### Prompt:
Print, exactly and completely, every entry in the data.

### Entries shown:
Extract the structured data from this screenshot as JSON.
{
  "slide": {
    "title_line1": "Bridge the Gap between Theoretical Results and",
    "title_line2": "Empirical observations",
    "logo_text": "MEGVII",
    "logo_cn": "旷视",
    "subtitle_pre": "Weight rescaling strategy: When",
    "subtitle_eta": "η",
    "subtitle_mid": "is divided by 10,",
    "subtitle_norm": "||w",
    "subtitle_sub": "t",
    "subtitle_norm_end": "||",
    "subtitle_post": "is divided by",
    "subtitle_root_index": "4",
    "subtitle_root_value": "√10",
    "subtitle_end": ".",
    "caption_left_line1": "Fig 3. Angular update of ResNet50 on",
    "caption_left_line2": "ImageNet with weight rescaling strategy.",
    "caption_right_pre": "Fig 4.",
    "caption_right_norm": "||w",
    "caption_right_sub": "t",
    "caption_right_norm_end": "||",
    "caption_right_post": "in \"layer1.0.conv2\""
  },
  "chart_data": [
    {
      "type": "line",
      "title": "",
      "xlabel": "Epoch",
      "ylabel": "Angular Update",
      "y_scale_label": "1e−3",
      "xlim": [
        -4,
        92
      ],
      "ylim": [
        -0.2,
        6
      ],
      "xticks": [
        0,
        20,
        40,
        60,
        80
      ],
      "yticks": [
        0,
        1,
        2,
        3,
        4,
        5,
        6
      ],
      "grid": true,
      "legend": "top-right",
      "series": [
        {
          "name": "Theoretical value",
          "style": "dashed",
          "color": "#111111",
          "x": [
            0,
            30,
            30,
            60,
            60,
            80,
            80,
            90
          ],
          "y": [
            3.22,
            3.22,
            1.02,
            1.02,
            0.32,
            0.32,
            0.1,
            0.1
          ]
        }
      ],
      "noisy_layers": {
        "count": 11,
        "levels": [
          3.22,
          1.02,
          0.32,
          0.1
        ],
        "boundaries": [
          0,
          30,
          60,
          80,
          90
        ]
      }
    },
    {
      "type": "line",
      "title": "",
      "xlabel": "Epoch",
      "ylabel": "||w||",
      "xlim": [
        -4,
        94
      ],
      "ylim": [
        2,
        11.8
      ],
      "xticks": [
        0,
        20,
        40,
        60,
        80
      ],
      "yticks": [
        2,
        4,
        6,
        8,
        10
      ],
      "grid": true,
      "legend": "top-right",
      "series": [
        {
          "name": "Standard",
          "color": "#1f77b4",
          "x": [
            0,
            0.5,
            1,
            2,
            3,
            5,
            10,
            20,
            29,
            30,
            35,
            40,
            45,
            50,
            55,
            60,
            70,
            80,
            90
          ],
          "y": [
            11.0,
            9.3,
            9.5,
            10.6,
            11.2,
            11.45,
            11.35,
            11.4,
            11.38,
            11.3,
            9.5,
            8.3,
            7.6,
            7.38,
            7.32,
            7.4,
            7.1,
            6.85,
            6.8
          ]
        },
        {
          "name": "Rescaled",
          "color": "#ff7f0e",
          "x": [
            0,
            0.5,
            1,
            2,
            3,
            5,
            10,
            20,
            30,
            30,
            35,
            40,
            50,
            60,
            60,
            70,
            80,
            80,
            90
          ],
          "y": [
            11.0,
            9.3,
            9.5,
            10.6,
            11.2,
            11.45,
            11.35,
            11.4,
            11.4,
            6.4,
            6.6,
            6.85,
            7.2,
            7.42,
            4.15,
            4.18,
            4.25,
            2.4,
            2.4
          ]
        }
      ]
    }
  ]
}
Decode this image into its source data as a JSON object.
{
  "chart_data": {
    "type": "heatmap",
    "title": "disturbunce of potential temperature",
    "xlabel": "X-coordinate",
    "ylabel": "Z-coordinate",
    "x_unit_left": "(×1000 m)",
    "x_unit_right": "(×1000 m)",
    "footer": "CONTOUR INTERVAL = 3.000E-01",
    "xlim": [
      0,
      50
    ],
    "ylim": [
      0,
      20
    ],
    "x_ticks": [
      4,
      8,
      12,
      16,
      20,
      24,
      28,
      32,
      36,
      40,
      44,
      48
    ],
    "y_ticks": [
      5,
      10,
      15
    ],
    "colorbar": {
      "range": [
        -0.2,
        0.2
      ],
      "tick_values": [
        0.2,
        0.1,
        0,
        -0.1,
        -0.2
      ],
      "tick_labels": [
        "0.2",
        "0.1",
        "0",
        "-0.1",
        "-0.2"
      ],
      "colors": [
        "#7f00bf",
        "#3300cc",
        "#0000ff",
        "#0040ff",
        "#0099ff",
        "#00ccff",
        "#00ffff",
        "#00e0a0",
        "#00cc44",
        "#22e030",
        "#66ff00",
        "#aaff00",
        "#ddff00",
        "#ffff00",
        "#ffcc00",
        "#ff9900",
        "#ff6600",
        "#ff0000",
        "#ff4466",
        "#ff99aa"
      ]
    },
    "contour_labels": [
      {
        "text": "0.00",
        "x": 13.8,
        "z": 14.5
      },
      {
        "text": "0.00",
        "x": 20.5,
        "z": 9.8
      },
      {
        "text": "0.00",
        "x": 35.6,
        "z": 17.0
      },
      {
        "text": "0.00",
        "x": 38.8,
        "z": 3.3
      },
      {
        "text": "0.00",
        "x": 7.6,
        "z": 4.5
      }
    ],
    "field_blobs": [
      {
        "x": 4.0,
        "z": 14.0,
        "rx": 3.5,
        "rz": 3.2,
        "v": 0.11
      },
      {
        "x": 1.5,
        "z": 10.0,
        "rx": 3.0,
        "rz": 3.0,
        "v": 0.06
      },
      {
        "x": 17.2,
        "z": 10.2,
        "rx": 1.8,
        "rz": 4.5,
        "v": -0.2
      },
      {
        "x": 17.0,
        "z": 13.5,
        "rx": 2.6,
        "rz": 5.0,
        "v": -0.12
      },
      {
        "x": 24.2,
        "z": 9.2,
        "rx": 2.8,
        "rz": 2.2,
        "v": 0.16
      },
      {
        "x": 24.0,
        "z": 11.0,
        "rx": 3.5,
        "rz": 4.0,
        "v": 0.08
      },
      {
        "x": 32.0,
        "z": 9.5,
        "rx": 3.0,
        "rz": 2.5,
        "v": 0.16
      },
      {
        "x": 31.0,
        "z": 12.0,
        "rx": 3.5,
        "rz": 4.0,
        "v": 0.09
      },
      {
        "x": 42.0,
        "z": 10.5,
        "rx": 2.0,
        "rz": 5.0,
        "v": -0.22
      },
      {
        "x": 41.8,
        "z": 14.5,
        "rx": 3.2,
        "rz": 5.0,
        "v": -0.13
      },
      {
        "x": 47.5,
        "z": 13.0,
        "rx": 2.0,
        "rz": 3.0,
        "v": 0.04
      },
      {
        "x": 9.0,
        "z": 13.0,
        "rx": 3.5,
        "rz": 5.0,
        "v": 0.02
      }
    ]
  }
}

### Full answer:
Extract the structured data from this screenshot as JSON.
{
  "slide": {
    "title_line1": "Bridge the Gap between Theoretical Results and",
    "title_line2": "Empirical observations",
    "logo_text": "MEGVII",
    "logo_cn": "旷视",
    "subtitle_pre": "Weight rescaling strategy: When",
    "subtitle_eta": "η",
    "subtitle_mid": "is divided by 10,",
    "subtitle_norm": "||w",
    "subtitle_sub": "t",
    "subtitle_norm_end": "||",
    "subtitle_post": "is divided by",
    "subtitle_root_index": "4",
    "subtitle_root_value": "√10",
    "subtitle_end": ".",
    "caption_left_line1": "Fig 3. Angular update of ResNet50 on",
    "caption_left_line2": "ImageNet with weight rescaling strategy.",
    "caption_right_pre": "Fig 4.",
    "caption_right_norm": "||w",
    "caption_right_sub": "t",
    "caption_right_norm_end": "||",
    "caption_right_post": "in \"layer1.0.conv2\""
  },
  "chart_data": [
    {
      "type": "line",
      "title": "",
      "xlabel": "Epoch",
      "ylabel": "Angular Update",
      "y_scale_label": "1e−3",
      "xlim": [
        -4,
        92
      ],
      "ylim": [
        -0.2,
        6
      ],
      "xticks": [
        0,
        20,
        40,
        60,
        80
      ],
      "yticks": [
        0,
        1,
        2,
        3,
        4,
        5,
        6
      ],
      "grid": true,
      "legend": "top-right",
      "series": [
        {
          "name": "Theoretical value",
          "style": "dashed",
          "color": "#111111",
          "x": [
            0,
            30,
            30,
            60,
            60,
            80,
            80,
            90
          ],
          "y": [
            3.22,
            3.22,
            1.02,
            1.02,
            0.32,
            0.32,
            0.1,
            0.1
          ]
        }
      ],
      "noisy_layers": {
        "count": 11,
        "levels": [
          3.22,
          1.02,
          0.32,
          0.1
        ],
        "boundaries": [
          0,
          30,
          60,
          80,
          90
        ]
      }
    },
    {
      "type": "line",
      "title": "",
      "xlabel": "Epoch",
      "ylabel": "||w||",
      "xlim": [
        -4,
        94
      ],
      "ylim": [
        2,
        11.8
      ],
      "xticks": [
        0,
        20,
        40,
        60,
        80
      ],
      "yticks": [
        2,
        4,
        6,
        8,
        10
      ],
      "grid": true,
      "legend": "top-right",
      "series": [
        {
          "name": "Standard",
          "color": "#1f77b4",
          "x": [
            0,
            0.5,
            1,
            2,
            3,
            5,
            10,
            20,
            29,
            30,
            35,
            40,
            45,
            50,
            55,
            60,
            70,
            80,
            90
          ],
          "y": [
            11.0,
            9.3,
            9.5,
            10.6,
            11.2,
            11.45,
            11.35,
            11.4,
            11.38,
            11.3,
            9.5,
            8.3,
            7.6,
            7.38,
            7.32,
            7.4,
            7.1,
            6.85,
            6.8
          ]
        },
        {
          "name": "Rescaled",
          "color": "#ff7f0e",
          "x": [
            0,
            0.5,
            1,
            2,
            3,
            5,
            10,
            20,
            30,
            30,
            35,
            40,
            50,
            60,
            60,
            70,
            80,
            80,
            90
          ],
          "y": [
            11.0,
            9.3,
            9.5,
            10.6,
            11.2,
            11.45,
            11.35,
            11.4,
            11.4,
            6.4,
            6.6,
            6.85,
            7.2,
            7.42,
            4.15,
            4.18,
            4.25,
            2.4,
            2.4
          ]
        }
      ]
    }
  ]
}
Decode this image into its source data as a JSON object.
{
  "chart_data": {
    "type": "heatmap",
    "title": "disturbunce of potential temperature",
    "xlabel": "X-coordinate",
    "ylabel": "Z-coordinate",
    "x_unit_left": "(×1000 m)",
    "x_unit_right": "(×1000 m)",
    "footer": "CONTOUR INTERVAL = 3.000E-01",
    "xlim": [
      0,
      50
    ],
    "ylim": [
      0,
      20
    ],
    "x_ticks": [
      4,
      8,
      12,
      16,
      20,
      24,
      28,
      32,
      36,
      40,
      44,
      48
    ],
    "y_ticks": [
      5,
      10,
      15
    ],
    "colorbar": {
      "range": [
        -0.2,
        0.2
      ],
      "tick_values": [
        0.2,
        0.1,
        0,
        -0.1,
        -0.2
      ],
      "tick_labels": [
        "0.2",
        "0.1",
        "0",
        "-0.1",
        "-0.2"
      ],
      "colors": [
        "#7f00bf",
        "#3300cc",
        "#0000ff",
        "#0040ff",
        "#0099ff",
        "#00ccff",
        "#00ffff",
        "#00e0a0",
        "#00cc44",
        "#22e030",
        "#66ff00",
        "#aaff00",
        "#ddff00",
        "#ffff00",
        "#ffcc00",
        "#ff9900",
        "#ff6600",
        "#ff0000",
        "#ff4466",
        "#ff99aa"
      ]
    },
    "contour_labels": [
      {
        "text": "0.00",
        "x": 13.8,
        "z": 14.5
      },
      {
        "text": "0.00",
        "x": 20.5,
        "z": 9.8
      },
      {
        "text": "0.00",
        "x": 35.6,
        "z": 17.0
      },
      {
        "text": "0.00",
        "x": 38.8,
        "z": 3.3
      },
      {
        "text": "0.00",
        "x": 7.6,
        "z": 4.5
      }
    ],
    "field_blobs": [
      {
        "x": 4.0,
        "z": 14.0,
        "rx": 3.5,
        "rz": 3.2,
        "v": 0.11
      },
      {
        "x": 1.5,
        "z": 10.0,
        "rx": 3.0,
        "rz": 3.0,
        "v": 0.06
      },
      {
        "x": 17.2,
        "z": 10.2,
        "rx": 1.8,
        "rz": 4.5,
        "v": -0.2
      },
      {
        "x": 17.0,
        "z": 13.5,
        "rx": 2.6,
        "rz": 5.0,
        "v": -0.12
      },
      {
        "x": 24.2,
        "z": 9.2,
        "rx": 2.8,
        "rz": 2.2,
        "v": 0.16
      },
      {
        "x": 24.0,
        "z": 11.0,
        "rx": 3.5,
        "rz": 4.0,
        "v": 0.08
      },
      {
        "x": 32.0,
        "z": 9.5,
        "rx": 3.0,
        "rz": 2.5,
        "v": 0.16
      },
      {
        "x": 31.0,
        "z": 12.0,
        "rx": 3.5,
        "rz": 4.0,
        "v": 0.09
      },
      {
        "x": 42.0,
        "z": 10.5,
        "rx": 2.0,
        "rz": 5.0,
        "v": -0.22
      },
      {
        "x": 41.8,
        "z": 14.5,
        "rx": 3.2,
        "rz": 5.0,
        "v": -0.13
      },
      {
        "x": 47.5,
        "z": 13.0,
        "rx": 2.0,
        "rz": 3.0,
        "v": 0.04
      },
      {
        "x": 9.0,
        "z": 13.0,
        "rx": 3.5,
        "rz": 5.0,
        "v": 0.02
      }
    ]
  }
}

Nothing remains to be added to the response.